### PROBLEMS AND TASKS
[a] Answer these questions from the regulation text on hospital waiver payments, one answer per line:
(i) Within how many business days will HHSC respond to a request for approval of proposed modifications to the certification forms?
(ii) How many days before the projected IGT deadline must the parties submit revised documentation?
(iii) Whom must a hospital notify when it submits new or revised documentation?
[b] Set down a passage from the regulation text on hospital waiver payments without any changes. Begin at the words "(-c-) The parties" and stop after "under this section.".

### TEXT FOR ANALYSIS

a form prescribed by HHSC:
(I) that the governmental entity has not received and
has no agreement to receive any portion of the payments made to any
hospital that is party to the agreement;
(II) that the governmental entity has not entered into
a contingent fee arrangement related to the governmental entity's
participation in the waiver program;
(III) that the governmental entity adopted the conditions
described in the certification form prescribed by or otherwise approved
by HHSC pursuant to a vote of the governmental entity's governing
body in a public meeting preceded by public notice published in accordance
with the governmental entity's usual and customary practices or the
Texas Open Meetings Act, as applicable; and
(IV) that all affiliation agreements, consulting agreements,
or legal services agreements executed by the governmental entity related
to its participation in this waiver payment program are available
for public inspection upon request.
(iii) Submission requirements.
(I) Initial submissions. The parties must initially
submit the affiliation agreements and certifications described in
this subsection to the HHSC Provider Finance Department on the earlier
of the following occurrences after the documents are executed:
(-a-) the date the hospital submits the uncompensated-care
application that is further described in paragraph (2) of this subsection;
or
(-b-) the new affiliation cut-off date posted on HHSC
Provider Finance Departments' website for each payment under this
section.
(II) Subsequent submissions. The parties must submit
revised documentation to HHSC as follows.
(-a-) When the nature of the affiliation changes or
parties to the agreement are added or removed, the parties must submit
the revised affiliation agreement and related hospital and governmental
entity certifications.
(-b-) When there are changes in ownership, operation,
or provider identifiers, the hospital must submit a revised hospital
certification.
(-c-) The parties must submit the revised documentation
thirty days before the projected deadline for completing the IGT for
the first payment under the revised affiliation agreement. The projected
deadline for completing the IGT is posted on HHSC Provider Finance
Department's website for each payment under this section.
(III) Notification Requirement. A hospital that submits
new or revised documentation under subclause (I) or (II) of this clause
must notify the Anchor of the RHP in which the hospital participates.
(IV) Request for Modifications. The certification forms
must not be modified except for those changes approved by HHSC prior
to submission.
(-a-) Within 10 business days of HHSC Provider Finance
Department receiving a request for approval of proposed modifications,
HHSC will approve, reject, or suggest changes to the proposed certification
forms.
(-b-) A request for HHSC approval of proposed modifications
to the certification forms will not delay the submission deadlines
established in this clause.
(V) Failure to Submit Required Documentation. A hospital
that fails to submit the required documentation in compliance with
this subparagraph is not eligible to receive a payment under this
section.
(2) Uncompensated-care payments. For a hospital to
be eligible to receive uncompensated-care payments, in addition to
the requirements in paragraph (1) of this subsection, the hospital
must:
(A) submit to HHSC an uncompensated-care application
for the demonstration year, as is more fully described in subsection
(g)(1) of this section, by the deadline specified by HHSC; and
(B) submit to HHSC documentation of:
(i) its participation in an RHP; or
(ii) approval from CMS of its eligibility for uncompensated-care
payments without participation in an RHP.
(3) Changes that may affect eligibility for uncompensated-care
payments.
(A) If a hospital closes, loses its license, loses
its Medicare or Medicaid eligibility, withdraws from participation
in an RHP, or files bankruptcy before receiving all or a portion of
the uncompensated-care payments for a demonstration year, HHSC will
determine the hospital's eligibility to receive payments going forward
on a case-by-case basis. In making the determination, HHSC will consider
multiple factors including whether the hospital was in compliance
with all requirements during the demonstration year and whether it
can satisfy the requirement to cooperate in the reconciliation process
as described in subsection (i) of this section.

### DATA SUPPLIED
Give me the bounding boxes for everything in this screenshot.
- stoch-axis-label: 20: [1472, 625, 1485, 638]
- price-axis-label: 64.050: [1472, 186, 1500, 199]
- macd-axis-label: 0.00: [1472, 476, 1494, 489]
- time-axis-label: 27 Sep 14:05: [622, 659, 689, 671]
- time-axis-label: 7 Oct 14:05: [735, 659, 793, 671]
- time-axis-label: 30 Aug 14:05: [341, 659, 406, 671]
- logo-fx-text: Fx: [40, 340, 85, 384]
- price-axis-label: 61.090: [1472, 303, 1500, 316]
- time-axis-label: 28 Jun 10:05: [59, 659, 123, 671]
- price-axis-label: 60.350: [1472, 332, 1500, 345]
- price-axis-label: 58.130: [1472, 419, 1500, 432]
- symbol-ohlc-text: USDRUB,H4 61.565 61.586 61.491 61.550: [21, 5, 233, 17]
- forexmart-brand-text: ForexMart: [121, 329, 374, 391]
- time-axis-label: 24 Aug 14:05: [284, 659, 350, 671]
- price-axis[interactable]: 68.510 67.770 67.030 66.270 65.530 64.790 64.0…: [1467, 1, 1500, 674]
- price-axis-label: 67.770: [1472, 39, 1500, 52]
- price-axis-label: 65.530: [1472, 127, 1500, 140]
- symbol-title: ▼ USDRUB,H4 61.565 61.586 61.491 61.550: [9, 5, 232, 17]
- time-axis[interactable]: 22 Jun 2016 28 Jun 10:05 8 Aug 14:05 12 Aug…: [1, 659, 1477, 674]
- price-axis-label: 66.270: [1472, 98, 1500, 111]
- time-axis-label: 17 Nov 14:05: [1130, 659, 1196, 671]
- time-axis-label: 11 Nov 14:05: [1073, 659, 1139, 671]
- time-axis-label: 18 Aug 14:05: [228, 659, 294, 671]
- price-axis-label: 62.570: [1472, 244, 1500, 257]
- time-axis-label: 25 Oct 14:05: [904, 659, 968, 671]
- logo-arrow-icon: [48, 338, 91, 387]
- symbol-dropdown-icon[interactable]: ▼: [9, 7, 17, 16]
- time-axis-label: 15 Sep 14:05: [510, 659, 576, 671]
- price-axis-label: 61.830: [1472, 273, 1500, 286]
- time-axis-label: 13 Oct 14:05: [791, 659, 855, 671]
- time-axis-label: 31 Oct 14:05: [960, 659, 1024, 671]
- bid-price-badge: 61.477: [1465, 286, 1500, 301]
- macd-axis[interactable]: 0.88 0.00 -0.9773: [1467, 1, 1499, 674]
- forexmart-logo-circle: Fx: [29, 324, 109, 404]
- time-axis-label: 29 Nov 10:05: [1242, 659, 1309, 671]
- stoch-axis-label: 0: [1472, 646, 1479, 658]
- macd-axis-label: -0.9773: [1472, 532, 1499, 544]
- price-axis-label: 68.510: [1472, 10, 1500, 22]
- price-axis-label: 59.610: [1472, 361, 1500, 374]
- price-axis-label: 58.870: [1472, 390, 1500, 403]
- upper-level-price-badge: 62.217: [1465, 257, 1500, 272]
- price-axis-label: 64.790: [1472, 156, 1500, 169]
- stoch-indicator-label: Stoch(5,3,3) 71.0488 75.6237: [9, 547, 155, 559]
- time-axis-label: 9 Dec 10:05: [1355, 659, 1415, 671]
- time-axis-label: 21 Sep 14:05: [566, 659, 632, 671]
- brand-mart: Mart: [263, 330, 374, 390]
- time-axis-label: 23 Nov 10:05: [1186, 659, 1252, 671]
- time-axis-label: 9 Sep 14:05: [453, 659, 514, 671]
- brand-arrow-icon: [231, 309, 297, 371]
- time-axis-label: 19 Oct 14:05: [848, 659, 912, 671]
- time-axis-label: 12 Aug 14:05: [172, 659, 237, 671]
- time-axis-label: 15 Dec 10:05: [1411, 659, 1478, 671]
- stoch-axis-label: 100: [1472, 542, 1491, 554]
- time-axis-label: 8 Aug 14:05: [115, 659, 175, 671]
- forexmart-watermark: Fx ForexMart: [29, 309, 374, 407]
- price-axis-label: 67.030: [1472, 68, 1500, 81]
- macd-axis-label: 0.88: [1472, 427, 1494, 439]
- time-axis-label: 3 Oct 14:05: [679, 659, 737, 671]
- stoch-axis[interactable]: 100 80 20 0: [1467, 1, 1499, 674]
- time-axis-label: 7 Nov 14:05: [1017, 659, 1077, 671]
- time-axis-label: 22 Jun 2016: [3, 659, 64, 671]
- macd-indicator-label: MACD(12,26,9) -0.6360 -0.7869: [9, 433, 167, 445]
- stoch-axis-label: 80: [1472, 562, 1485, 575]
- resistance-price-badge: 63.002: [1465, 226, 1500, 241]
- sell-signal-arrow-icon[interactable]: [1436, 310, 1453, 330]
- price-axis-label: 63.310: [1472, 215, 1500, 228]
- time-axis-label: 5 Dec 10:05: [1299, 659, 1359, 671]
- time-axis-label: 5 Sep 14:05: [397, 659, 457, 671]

### YOUR WRITTEN ANSWERS
[a]
(i) 10 business days
(ii) Thirty days
(iii) The Anchor of the RHP in which the hospital participates

[b]
(-c-) The parties must submit the revised documentation
thirty days before the projected deadline for completing the IGT for
the first payment under the revised affiliation agreement. The projected
deadline for completing the IGT is posted on HHSC Provider Finance
Department's website for each payment under this section.